DIRECTIONS FOR THIS TASK :: In the interview about The Unfinished Swan, why does Cory Davis name Shel Silverstein as an influence that stands out? Answer in one to three sentences.

Today sees the official release of the long awaited The Unfinished Swan. If you’re like us, you’ve been excitedly awaiting to get your hands on this game. Before playing it though, you should check out our Q&A with Cory Davis, artist from The Unfinished Swan developer Giant Sparrow.
DS: Your game, The Unfinished Swan, is pretty much unlike anything
we’ve seen in video games before. What inspired and influenced the
creation of such a unique game? Any specific works or artists?
CD: One influence that really stands out to me is Shel Silverstein. I love his artwork. He had a simple style to his drawings that really captures your imagination. He also had a similar way of creating a story/poem that on the outside seems aimed towards children, yet has deeper meanings for adults.
DS: Upon seeing The Unfinished Swan for the first time, it evokes a
sense of awe combined with a desire for discovery. Apart from this, is
there more you aim to evoke from players?
CD: I would love for them to want to take their time. A lot of people rush through games, just trying to complete the objectives as quickly as possible. I would want them to take the time to splat things in different ways to look cool, instead of just throwing them everywhere randomly to find the finish line. Stop and take a breath and enjoy the view of the whole city around them, instead of rushing to the next red paddle.
DS: In the last couple of years it seems that Sony has put a lot of
effort into allowing artistic games, like this one, to be more
accessible to gamers. Can you tell us about that relationship, and
what it’s like to work alongside developer Sony Santa Monica, who make
games that are so radically different from your own?
CD: The people at Sony are amazing. Their main team definitely makes a different type of game than us, but they are some of the nicest people I’ve met. Not what I would have imagined from the people behind God of War. We have a small team, with a few of us being fairly new to the game industry. Whenever we don’t know how to do something or need advice, Sony is very quick to send over an expert on the subject from their team to help us out. They’re always happy to help and excited about our game.
DS: Artistic games had been a pretty niche market, yet it’s had a major
boom as of recently with great successes like Journey, or Braid a
few years back. What do you think has lead to this? Do you think
there’s more to this than these games just being more easily
accessible to players because of the growth of digital distribution?
CD: The accessibility definitely helps, but I think a wide range of people are attracted to something creative and artistic. Hardcore gamers get a short break and change of pace from their usual games, while casual gamers and non-gamers can play something fun that doesn’t take forever to finish or break the bank.
Special thanks to Cory Davis and Giant Sparrow for participating in this interview.

DATA TO EXAMINE ::
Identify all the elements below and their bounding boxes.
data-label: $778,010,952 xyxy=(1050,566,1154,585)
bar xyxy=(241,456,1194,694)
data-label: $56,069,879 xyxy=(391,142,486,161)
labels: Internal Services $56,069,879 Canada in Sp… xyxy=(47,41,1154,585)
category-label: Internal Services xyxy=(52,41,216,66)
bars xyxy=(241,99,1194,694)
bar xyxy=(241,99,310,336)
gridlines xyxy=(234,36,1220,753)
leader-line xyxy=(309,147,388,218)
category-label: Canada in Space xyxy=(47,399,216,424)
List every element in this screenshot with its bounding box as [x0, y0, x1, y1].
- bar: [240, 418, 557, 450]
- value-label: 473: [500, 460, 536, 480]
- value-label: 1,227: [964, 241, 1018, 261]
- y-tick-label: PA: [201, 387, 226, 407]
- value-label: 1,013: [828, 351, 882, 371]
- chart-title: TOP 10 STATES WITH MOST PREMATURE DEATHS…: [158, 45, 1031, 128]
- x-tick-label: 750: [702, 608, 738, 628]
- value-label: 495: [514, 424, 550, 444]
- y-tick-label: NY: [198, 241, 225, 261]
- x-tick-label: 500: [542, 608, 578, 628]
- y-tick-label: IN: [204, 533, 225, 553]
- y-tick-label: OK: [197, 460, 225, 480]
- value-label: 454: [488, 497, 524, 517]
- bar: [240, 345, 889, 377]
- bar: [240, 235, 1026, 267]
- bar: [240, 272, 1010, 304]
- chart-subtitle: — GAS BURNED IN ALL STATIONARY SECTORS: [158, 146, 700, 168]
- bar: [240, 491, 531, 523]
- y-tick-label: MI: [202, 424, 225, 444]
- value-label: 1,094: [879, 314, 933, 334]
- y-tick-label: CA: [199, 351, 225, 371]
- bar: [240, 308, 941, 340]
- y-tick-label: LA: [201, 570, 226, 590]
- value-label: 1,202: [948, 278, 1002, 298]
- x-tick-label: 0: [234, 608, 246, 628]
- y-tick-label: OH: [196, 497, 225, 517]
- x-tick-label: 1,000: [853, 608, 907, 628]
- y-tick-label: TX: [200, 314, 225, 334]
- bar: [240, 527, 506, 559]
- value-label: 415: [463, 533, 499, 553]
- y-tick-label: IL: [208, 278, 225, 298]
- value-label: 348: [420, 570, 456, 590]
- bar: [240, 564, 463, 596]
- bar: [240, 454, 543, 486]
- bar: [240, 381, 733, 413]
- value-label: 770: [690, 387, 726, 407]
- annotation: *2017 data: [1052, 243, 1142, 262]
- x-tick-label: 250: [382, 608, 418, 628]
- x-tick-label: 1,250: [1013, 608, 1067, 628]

SOLUTION TO THE PROBLEM :: Cory Davis loves Shel Silverstein's artwork, whose simple drawing style really captures the imagination. Silverstein also had a way of creating a story or poem that seems aimed at children on the outside yet holds deeper meanings for adults.